====== Material ======

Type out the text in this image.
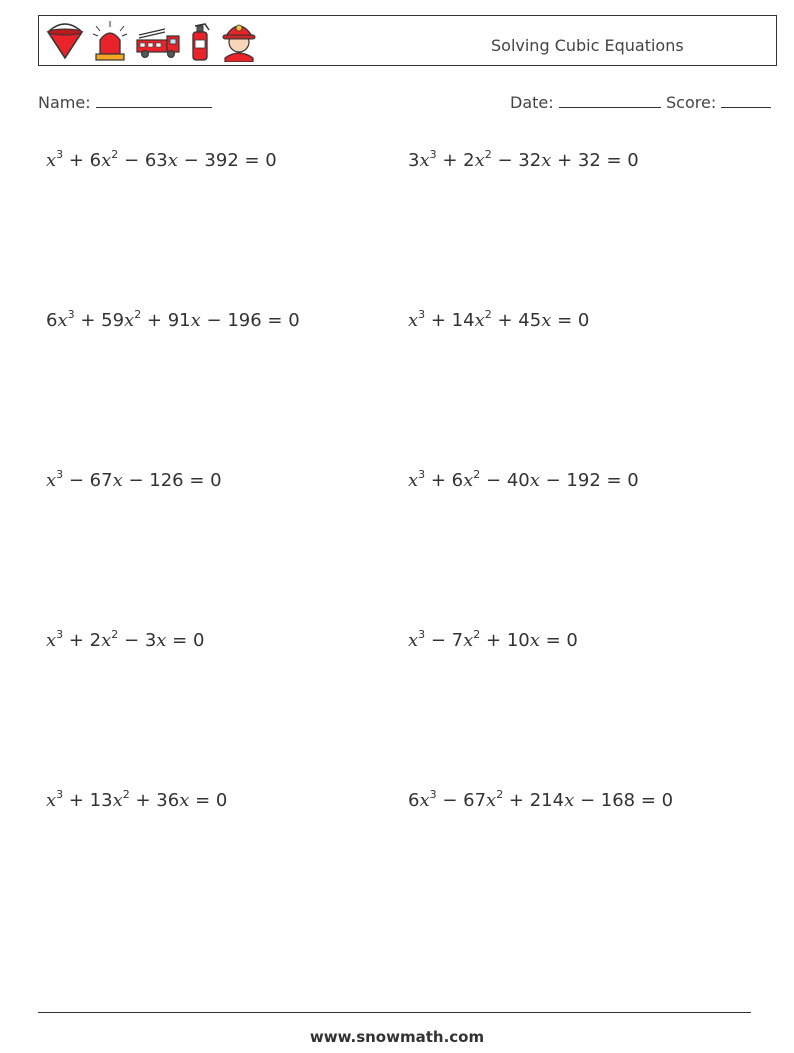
Solving Cubic Equations
Name:	Date:	Score:
$x^3 + 6x^2 - 63x - 392 = 0$	$3x^3 + 2x^2 - 32x + 32 = 0$
$6x^3 + 59x^2 + 91x - 196 = 0$	$x^3 + 14x^2 + 45x = 0$
$x^3 - 67x - 126 = 0$	$x^3 + 6x^2 - 40x - 192 = 0$
$x^3 + 2x^2 - 3x = 0$	$x^3 - 7x^2 + 10x = 0$
$x^3 + 13x^2 + 36x = 0$	$6x^3 - 67x^2 + 214x - 168 = 0$
www.snowmath.com
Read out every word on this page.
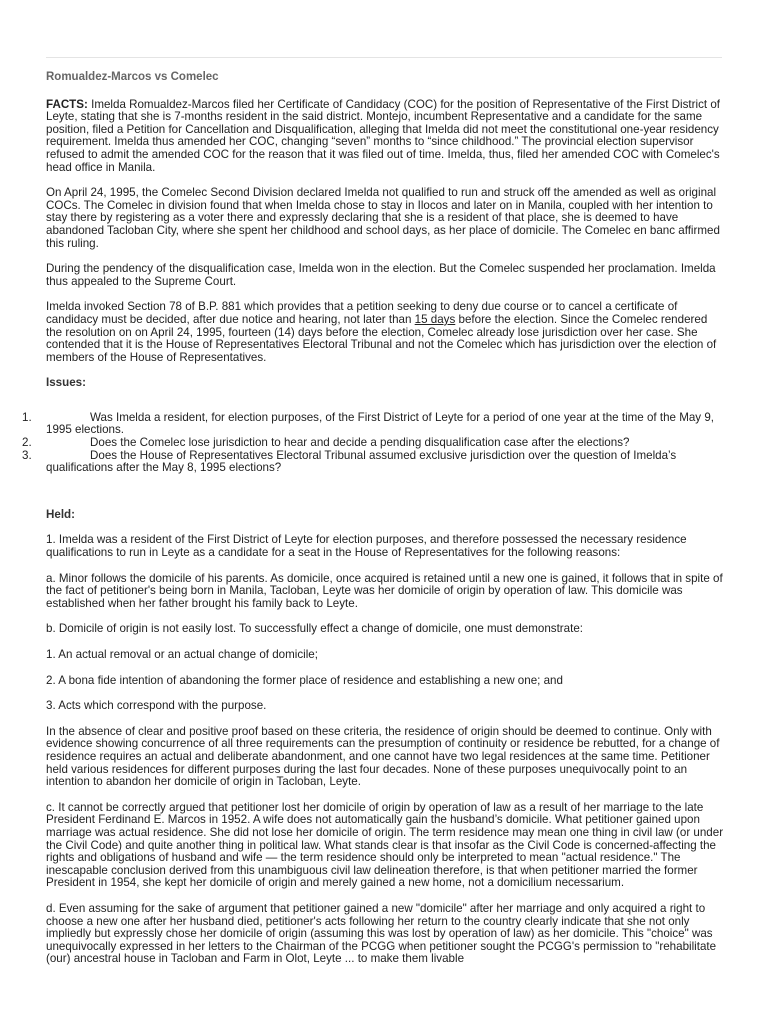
Romualdez-Marcos vs Comelec

FACTS: Imelda Romualdez-Marcos filed her Certificate of Candidacy (COC) for the position of Representative of the First District of Leyte, stating that she is 7-months resident in the said district. Montejo, incumbent Representative and a candidate for the same position, filed a Petition for Cancellation and Disqualification, alleging that Imelda did not meet the constitutional one-year residency requirement. Imelda thus amended her COC, changing “seven” months to “since childhood.” The provincial election supervisor refused to admit the amended COC for the reason that it was filed out of time. Imelda, thus, filed her amended COC with Comelec's head office in Manila.

On April 24, 1995, the Comelec Second Division declared Imelda not qualified to run and struck off the amended as well as original COCs. The Comelec in division found that when Imelda chose to stay in Ilocos and later on in Manila, coupled with her intention to stay there by registering as a voter there and expressly declaring that she is a resident of that place, she is deemed to have abandoned Tacloban City, where she spent her childhood and school days, as her place of domicile. The Comelec en banc affirmed this ruling.

During the pendency of the disqualification case, Imelda won in the election. But the Comelec suspended her proclamation. Imelda thus appealed to the Supreme Court.

Imelda invoked Section 78 of B.P. 881 which provides that a petition seeking to deny due course or to cancel a certificate of candidacy must be decided, after due notice and hearing, not later than 15 days before the election. Since the Comelec rendered the resolution on on April 24, 1995, fourteen (14) days before the election, Comelec already lose jurisdiction over her case. She contended that it is the House of Representatives Electoral Tribunal and not the Comelec which has jurisdiction over the election of members of the House of Representatives.

Issues:
1.	Was Imelda a resident, for election purposes, of the First District of Leyte for a period of one year at the time of the May 9, 1995 elections.
2.	Does the Comelec lose jurisdiction to hear and decide a pending disqualification case after the elections?
3.	Does the House of Representatives Electoral Tribunal assumed exclusive jurisdiction over the question of Imelda’s qualifications after the May 8, 1995 elections?
Held:

1. Imelda was a resident of the First District of Leyte for election purposes, and therefore possessed the necessary residence qualifications to run in Leyte as a candidate for a seat in the House of Representatives for the following reasons:

a. Minor follows the domicile of his parents. As domicile, once acquired is retained until a new one is gained, it follows that in spite of the fact of petitioner's being born in Manila, Tacloban, Leyte was her domicile of origin by operation of law. This domicile was established when her father brought his family back to Leyte.

b. Domicile of origin is not easily lost. To successfully effect a change of domicile, one must demonstrate:

1. An actual removal or an actual change of domicile;

2. A bona fide intention of abandoning the former place of residence and establishing a new one; and

3. Acts which correspond with the purpose.

In the absence of clear and positive proof based on these criteria, the residence of origin should be deemed to continue. Only with evidence showing concurrence of all three requirements can the presumption of continuity or residence be rebutted, for a change of residence requires an actual and deliberate abandonment, and one cannot have two legal residences at the same time. Petitioner held various residences for different purposes during the last four decades. None of these purposes unequivocally point to an intention to abandon her domicile of origin in Tacloban, Leyte.

c. It cannot be correctly argued that petitioner lost her domicile of origin by operation of law as a result of her marriage to the late President Ferdinand E. Marcos in 1952. A wife does not automatically gain the husband’s domicile. What petitioner gained upon marriage was actual residence. She did not lose her domicile of origin. The term residence may mean one thing in civil law (or under the Civil Code) and quite another thing in political law. What stands clear is that insofar as the Civil Code is concerned-affecting the rights and obligations of husband and wife — the term residence should only be interpreted to mean "actual residence." The inescapable conclusion derived from this unambiguous civil law delineation therefore, is that when petitioner married the former President in 1954, she kept her domicile of origin and merely gained a new home, not a domicilium necessarium.

d. Even assuming for the sake of argument that petitioner gained a new "domicile" after her marriage and only acquired a right to choose a new one after her husband died, petitioner's acts following her return to the country clearly indicate that she not only impliedly but expressly chose her domicile of origin (assuming this was lost by operation of law) as her domicile. This "choice" was unequivocally expressed in her letters to the Chairman of the PCGG when petitioner sought the PCGG's permission to "rehabilitate (our) ancestral house in Tacloban and Farm in Olot, Leyte ... to make them livable
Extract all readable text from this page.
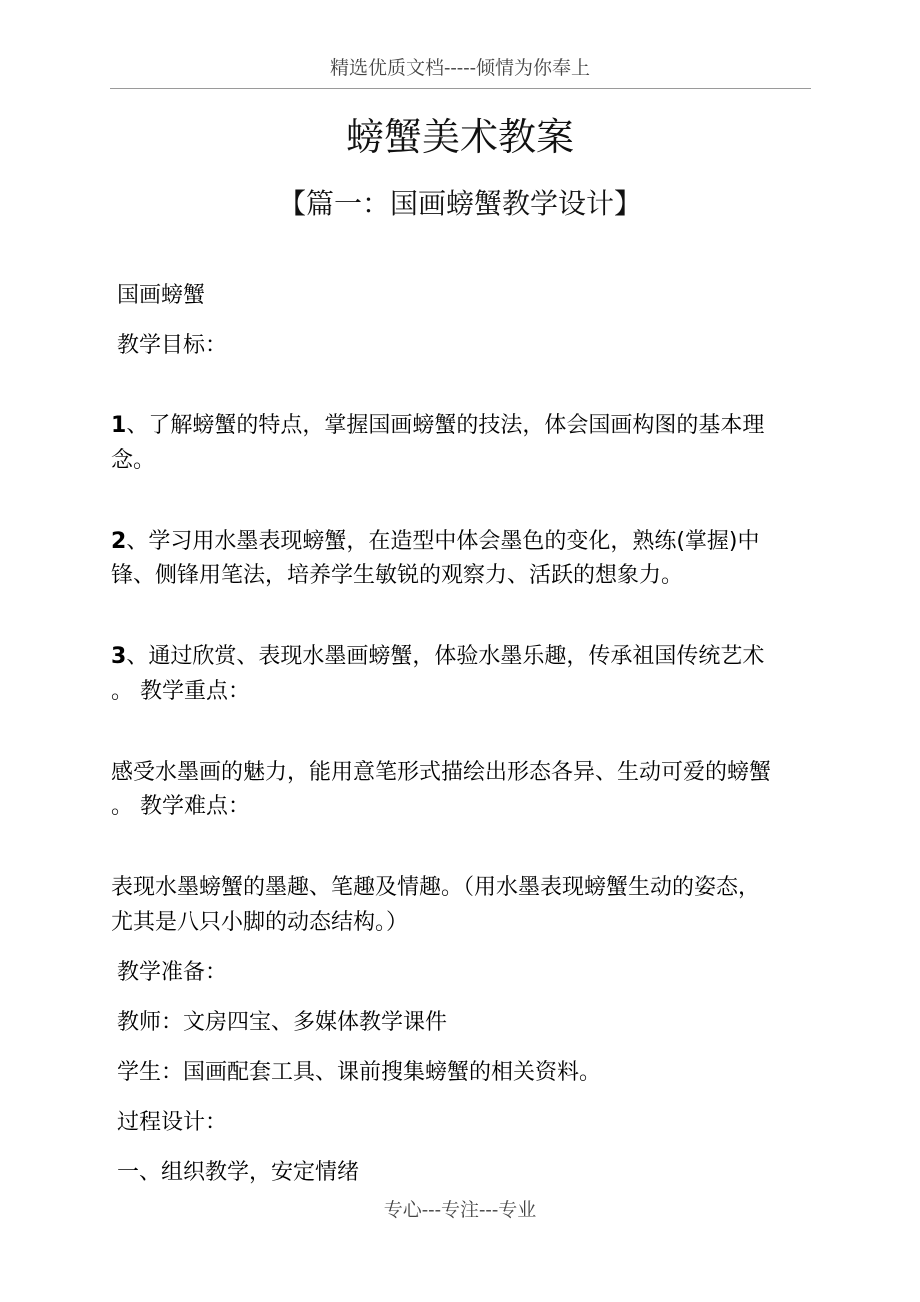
精选优质文档-----倾情为你奉上
螃蟹美术教案
【篇一：国画螃蟹教学设计】
国画螃蟹
教学目标：
1、了解螃蟹的特点，掌握国画螃蟹的技法，体会国画构图的基本理
念。
2、学习用水墨表现螃蟹，在造型中体会墨色的变化，熟练(掌握)中
锋、侧锋用笔法，培养学生敏锐的观察力、活跃的想象力。
3、通过欣赏、表现水墨画螃蟹，体验水墨乐趣，传承祖国传统艺术
。 教学重点：
感受水墨画的魅力，能用意笔形式描绘出形态各异、生动可爱的螃蟹
。 教学难点：
表现水墨螃蟹的墨趣、笔趣及情趣。（用水墨表现螃蟹生动的姿态，
尤其是八只小脚的动态结构。）
教学准备：
教师：文房四宝、多媒体教学课件
学生：国画配套工具、课前搜集螃蟹的相关资料。
过程设计：
一、组织教学，安定情绪
专心---专注---专业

======

• Goal
Copy the entries exactly. Leave out the images.

• Task result
Type out the text in this image.
Solving Cubic Equations
Name:	Date:	Score:
$x^3 + 6x^2 - 63x - 392 = 0$	$3x^3 + 2x^2 - 32x + 32 = 0$
$6x^3 + 59x^2 + 91x - 196 = 0$	$x^3 + 14x^2 + 45x = 0$
$x^3 - 67x - 126 = 0$	$x^3 + 6x^2 - 40x - 192 = 0$
$x^3 + 2x^2 - 3x = 0$	$x^3 - 7x^2 + 10x = 0$
$x^3 + 13x^2 + 36x = 0$	$6x^3 - 67x^2 + 214x - 168 = 0$
www.snowmath.com
Read out every word on this page.
Romualdez-Marcos vs Comelec

FACTS: Imelda Romualdez-Marcos filed her Certificate of Candidacy (COC) for the position of Representative of the First District of Leyte, stating that she is 7-months resident in the said district. Montejo, incumbent Representative and a candidate for the same position, filed a Petition for Cancellation and Disqualification, alleging that Imelda did not meet the constitutional one-year residency requirement. Imelda thus amended her COC, changing “seven” months to “since childhood.” The provincial election supervisor refused to admit the amended COC for the reason that it was filed out of time. Imelda, thus, filed her amended COC with Comelec's head office in Manila.

On April 24, 1995, the Comelec Second Division declared Imelda not qualified to run and struck off the amended as well as original COCs. The Comelec in division found that when Imelda chose to stay in Ilocos and later on in Manila, coupled with her intention to stay there by registering as a voter there and expressly declaring that she is a resident of that place, she is deemed to have abandoned Tacloban City, where she spent her childhood and school days, as her place of domicile. The Comelec en banc affirmed this ruling.

During the pendency of the disqualification case, Imelda won in the election. But the Comelec suspended her proclamation. Imelda thus appealed to the Supreme Court.

Imelda invoked Section 78 of B.P. 881 which provides that a petition seeking to deny due course or to cancel a certificate of candidacy must be decided, after due notice and hearing, not later than 15 days before the election. Since the Comelec rendered the resolution on on April 24, 1995, fourteen (14) days before the election, Comelec already lose jurisdiction over her case. She contended that it is the House of Representatives Electoral Tribunal and not the Comelec which has jurisdiction over the election of members of the House of Representatives.

Issues:
1.	Was Imelda a resident, for election purposes, of the First District of Leyte for a period of one year at the time of the May 9, 1995 elections.
2.	Does the Comelec lose jurisdiction to hear and decide a pending disqualification case after the elections?
3.	Does the House of Representatives Electoral Tribunal assumed exclusive jurisdiction over the question of Imelda’s qualifications after the May 8, 1995 elections?
Held:

1. Imelda was a resident of the First District of Leyte for election purposes, and therefore possessed the necessary residence qualifications to run in Leyte as a candidate for a seat in the House of Representatives for the following reasons:

a. Minor follows the domicile of his parents. As domicile, once acquired is retained until a new one is gained, it follows that in spite of the fact of petitioner's being born in Manila, Tacloban, Leyte was her domicile of origin by operation of law. This domicile was established when her father brought his family back to Leyte.

b. Domicile of origin is not easily lost. To successfully effect a change of domicile, one must demonstrate:

1. An actual removal or an actual change of domicile;

2. A bona fide intention of abandoning the former place of residence and establishing a new one; and

3. Acts which correspond with the purpose.

In the absence of clear and positive proof based on these criteria, the residence of origin should be deemed to continue. Only with evidence showing concurrence of all three requirements can the presumption of continuity or residence be rebutted, for a change of residence requires an actual and deliberate abandonment, and one cannot have two legal residences at the same time. Petitioner held various residences for different purposes during the last four decades. None of these purposes unequivocally point to an intention to abandon her domicile of origin in Tacloban, Leyte.

c. It cannot be correctly argued that petitioner lost her domicile of origin by operation of law as a result of her marriage to the late President Ferdinand E. Marcos in 1952. A wife does not automatically gain the husband’s domicile. What petitioner gained upon marriage was actual residence. She did not lose her domicile of origin. The term residence may mean one thing in civil law (or under the Civil Code) and quite another thing in political law. What stands clear is that insofar as the Civil Code is concerned-affecting the rights and obligations of husband and wife — the term residence should only be interpreted to mean "actual residence." The inescapable conclusion derived from this unambiguous civil law delineation therefore, is that when petitioner married the former President in 1954, she kept her domicile of origin and merely gained a new home, not a domicilium necessarium.

d. Even assuming for the sake of argument that petitioner gained a new "domicile" after her marriage and only acquired a right to choose a new one after her husband died, petitioner's acts following her return to the country clearly indicate that she not only impliedly but expressly chose her domicile of origin (assuming this was lost by operation of law) as her domicile. This "choice" was unequivocally expressed in her letters to the Chairman of the PCGG when petitioner sought the PCGG's permission to "rehabilitate (our) ancestral house in Tacloban and Farm in Olot, Leyte ... to make them livable
Extract all readable text from this page.
精选优质文档-----倾情为你奉上
螃蟹美术教案
【篇一：国画螃蟹教学设计】
国画螃蟹
教学目标：
1、了解螃蟹的特点，掌握国画螃蟹的技法，体会国画构图的基本理
念。
2、学习用水墨表现螃蟹，在造型中体会墨色的变化，熟练(掌握)中
锋、侧锋用笔法，培养学生敏锐的观察力、活跃的想象力。
3、通过欣赏、表现水墨画螃蟹，体验水墨乐趣，传承祖国传统艺术
。 教学重点：
感受水墨画的魅力，能用意笔形式描绘出形态各异、生动可爱的螃蟹
。 教学难点：
表现水墨螃蟹的墨趣、笔趣及情趣。（用水墨表现螃蟹生动的姿态，
尤其是八只小脚的动态结构。）
教学准备：
教师：文房四宝、多媒体教学课件
学生：国画配套工具、课前搜集螃蟹的相关资料。
过程设计：
一、组织教学，安定情绪
专心---专注---专业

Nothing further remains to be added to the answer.